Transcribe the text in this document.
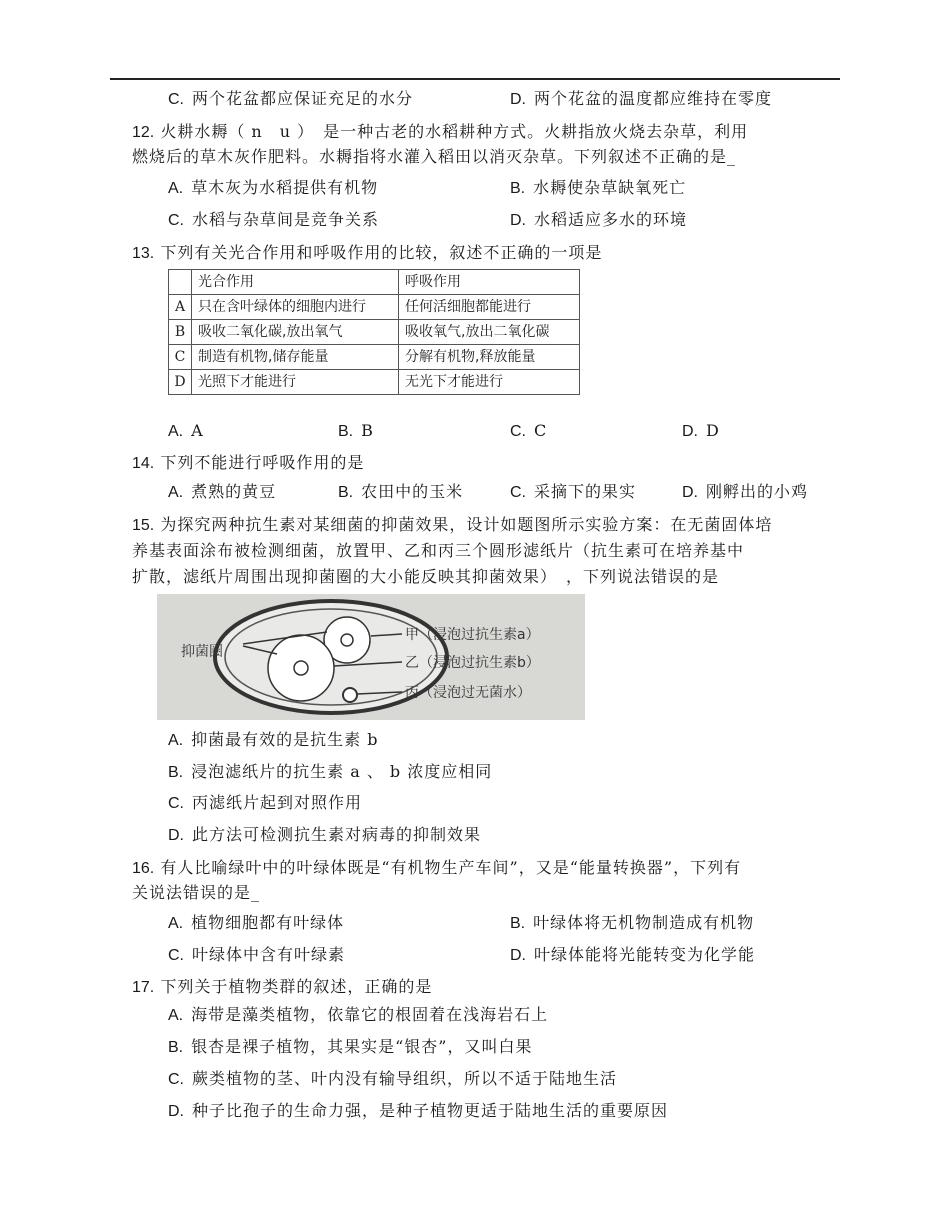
C. 两个花盆都应保证充足的水分	D. 两个花盆的温度都应维持在零度
12. 火耕水耨（ n　u ）　是一种古老的水稻耕种方式。火耕指放火烧去杂草，利用
燃烧后的草木灰作肥料。水耨指将水灌入稻田以消灭杂草。下列叙述不正确的是_
A. 草木灰为水稻提供有机物	B. 水耨使杂草缺氧死亡
C. 水稻与杂草间是竞争关系	D. 水稻适应多水的环境
13. 下列有关光合作用和呼吸作用的比较，叙述不正确的一项是
	光合作用	呼吸作用
A	只在含叶绿体的细胞内进行	任何活细胞都能进行
B	吸收二氧化碳,放出氧气	吸收氧气,放出二氧化碳
C	制造有机物,储存能量	分解有机物,释放能量
D	光照下才能进行	无光下才能进行
A. A	B. B	C. C	D. D
14. 下列不能进行呼吸作用的是
A. 煮熟的黄豆	B. 农田中的玉米	C. 采摘下的果实	D. 刚孵出的小鸡
15. 为探究两种抗生素对某细菌的抑菌效果，设计如题图所示实验方案：在无菌固体培
养基表面涂布被检测细菌，放置甲、乙和丙三个圆形滤纸片（抗生素可在培养基中
扩散，滤纸片周围出现抑菌圈的大小能反映其抑菌效果）　，下列说法错误的是
抑菌圈
甲（浸泡过抗生素a）
乙（浸泡过抗生素b）
丙（浸泡过无菌水）
A. 抑菌最有效的是抗生素 b
B. 浸泡滤纸片的抗生素 a 、 b 浓度应相同
C. 丙滤纸片起到对照作用
D. 此方法可检测抗生素对病毒的抑制效果
16. 有人比喻绿叶中的叶绿体既是“有机物生产车间”，又是“能量转换器”，下列有
关说法错误的是_
A. 植物细胞都有叶绿体	B. 叶绿体将无机物制造成有机物
C. 叶绿体中含有叶绿素	D. 叶绿体能将光能转变为化学能
17. 下列关于植物类群的叙述，正确的是
A. 海带是藻类植物，依靠它的根固着在浅海岩石上
B. 银杏是裸子植物，其果实是“银杏”，又叫白果
C. 蕨类植物的茎、叶内没有输导组织，所以不适于陆地生活
D. 种子比孢子的生命力强，是种子植物更适于陆地生活的重要原因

--------------------------------

Transcribe the whole listing exactly. Pictures stay out of your copy.

Transcribe the text in this document.
C. 两个花盆都应保证充足的水分	D. 两个花盆的温度都应维持在零度
12. 火耕水耨（ n　u ）　是一种古老的水稻耕种方式。火耕指放火烧去杂草，利用
燃烧后的草木灰作肥料。水耨指将水灌入稻田以消灭杂草。下列叙述不正确的是_
A. 草木灰为水稻提供有机物	B. 水耨使杂草缺氧死亡
C. 水稻与杂草间是竞争关系	D. 水稻适应多水的环境
13. 下列有关光合作用和呼吸作用的比较，叙述不正确的一项是
	光合作用	呼吸作用
A	只在含叶绿体的细胞内进行	任何活细胞都能进行
B	吸收二氧化碳,放出氧气	吸收氧气,放出二氧化碳
C	制造有机物,储存能量	分解有机物,释放能量
D	光照下才能进行	无光下才能进行
A. A	B. B	C. C	D. D
14. 下列不能进行呼吸作用的是
A. 煮熟的黄豆	B. 农田中的玉米	C. 采摘下的果实	D. 刚孵出的小鸡
15. 为探究两种抗生素对某细菌的抑菌效果，设计如题图所示实验方案：在无菌固体培
养基表面涂布被检测细菌，放置甲、乙和丙三个圆形滤纸片（抗生素可在培养基中
扩散，滤纸片周围出现抑菌圈的大小能反映其抑菌效果）　，下列说法错误的是
抑菌圈
甲（浸泡过抗生素a）
乙（浸泡过抗生素b）
丙（浸泡过无菌水）
A. 抑菌最有效的是抗生素 b
B. 浸泡滤纸片的抗生素 a 、 b 浓度应相同
C. 丙滤纸片起到对照作用
D. 此方法可检测抗生素对病毒的抑制效果
16. 有人比喻绿叶中的叶绿体既是“有机物生产车间”，又是“能量转换器”，下列有
关说法错误的是_
A. 植物细胞都有叶绿体	B. 叶绿体将无机物制造成有机物
C. 叶绿体中含有叶绿素	D. 叶绿体能将光能转变为化学能
17. 下列关于植物类群的叙述，正确的是
A. 海带是藻类植物，依靠它的根固着在浅海岩石上
B. 银杏是裸子植物，其果实是“银杏”，又叫白果
C. 蕨类植物的茎、叶内没有输导组织，所以不适于陆地生活
D. 种子比孢子的生命力强，是种子植物更适于陆地生活的重要原因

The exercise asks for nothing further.